## PROBLEM DETAILS
Read the records beneath this task and copy every line that contains the string "ventricle".

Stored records
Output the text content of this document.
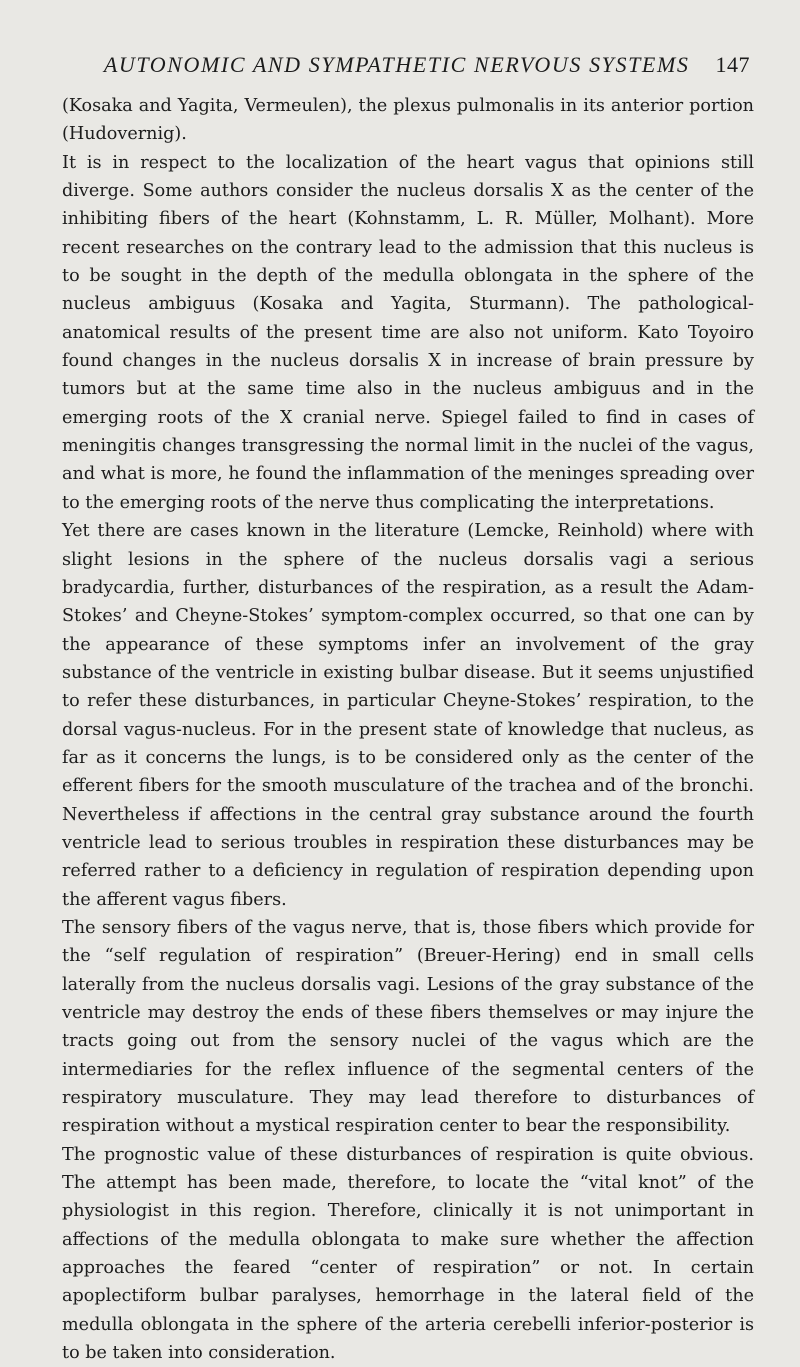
AUTONOMIC AND SYMPATHETIC NERVOUS SYSTEMS 147

(Kosaka and Yagita, Vermeulen), the plexus pulmonalis in its anterior portion (Hudovernig).

It is in respect to the localization of the heart vagus that opinions still diverge. Some authors consider the nucleus dorsalis X as the center of the inhibiting fibers of the heart (Kohnstamm, L. R. Müller, Molhant). More recent researches on the contrary lead to the admission that this nucleus is to be sought in the depth of the medulla oblongata in the sphere of the nucleus ambiguus (Kosaka and Yagita, Sturmann). The pathological-anatomical results of the present time are also not uniform. Kato Toyoiro found changes in the nucleus dorsalis X in increase of brain pressure by tumors but at the same time also in the nucleus ambiguus and in the emerging roots of the X cranial nerve. Spiegel failed to find in cases of meningitis changes transgressing the normal limit in the nuclei of the vagus, and what is more, he found the inflammation of the meninges spreading over to the emerging roots of the nerve thus complicating the interpretations.

Yet there are cases known in the literature (Lemcke, Reinhold) where with slight lesions in the sphere of the nucleus dorsalis vagi a serious bradycardia, further, disturbances of the respiration, as a result the Adam-Stokes’ and Cheyne-Stokes’ symptom-complex occurred, so that one can by the appearance of these symptoms infer an involvement of the gray substance of the ventricle in existing bulbar disease. But it seems unjustified to refer these disturbances, in particular Cheyne-Stokes’ respiration, to the dorsal vagus-nucleus. For in the present state of knowledge that nucleus, as far as it concerns the lungs, is to be considered only as the center of the efferent fibers for the smooth musculature of the trachea and of the bronchi. Nevertheless if affections in the central gray substance around the fourth ventricle lead to serious troubles in respiration these disturbances may be referred rather to a deficiency in regulation of respiration depending upon the afferent vagus fibers.

The sensory fibers of the vagus nerve, that is, those fibers which provide for the “self regulation of respiration” (Breuer-Hering) end in small cells laterally from the nucleus dorsalis vagi. Lesions of the gray substance of the ventricle may destroy the ends of these fibers themselves or may injure the tracts going out from the sensory nuclei of the vagus which are the intermediaries for the reflex influence of the segmental centers of the respiratory musculature. They may lead therefore to disturbances of respiration without a mystical respiration center to bear the responsibility.

The prognostic value of these disturbances of respiration is quite obvious. The attempt has been made, therefore, to locate the “vital knot” of the physiologist in this region. Therefore, clinically it is not unimportant in affections of the medulla oblongata to make sure whether the affection approaches the feared “center of respiration” or not. In certain apoplectiform bulbar paralyses, hemorrhage in the lateral field of the medulla oblongata in the sphere of the arteria cerebelli inferior-posterior is to be taken into consideration.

## SOLUTION FOR THIS PROBLEM
Yet there are cases known in the literature (Lemcke, Reinhold) where with slight lesions in the sphere of the nucleus dorsalis vagi a serious bradycardia, further, disturbances of the respiration, as a result the Adam-Stokes’ and Cheyne-Stokes’ symptom-complex occurred, so that one can by the appearance of these symptoms infer an involvement of the gray substance of the ventricle in existing bulbar disease. But it seems unjustified to refer these disturbances, in particular Cheyne-Stokes’ respiration, to the dorsal vagus-nucleus. For in the present state of knowledge that nucleus, as far as it concerns the lungs, is to be considered only as the center of the efferent fibers for the smooth musculature of the trachea and of the bronchi. Nevertheless if affections in the central gray substance around the fourth ventricle lead to serious troubles in respiration these disturbances may be referred rather to a deficiency in regulation of respiration depending upon the afferent vagus fibers.
The sensory fibers of the vagus nerve, that is, those fibers which provide for the “self regulation of respiration” (Breuer-Hering) end in small cells laterally from the nucleus dorsalis vagi. Lesions of the gray substance of the ventricle may destroy the ends of these fibers themselves or may injure the tracts going out from the sensory nuclei of the vagus which are the intermediaries for the reflex influence of the segmental centers of the respiratory musculature. They may lead therefore to disturbances of respiration without a mystical respiration center to bear the responsibility.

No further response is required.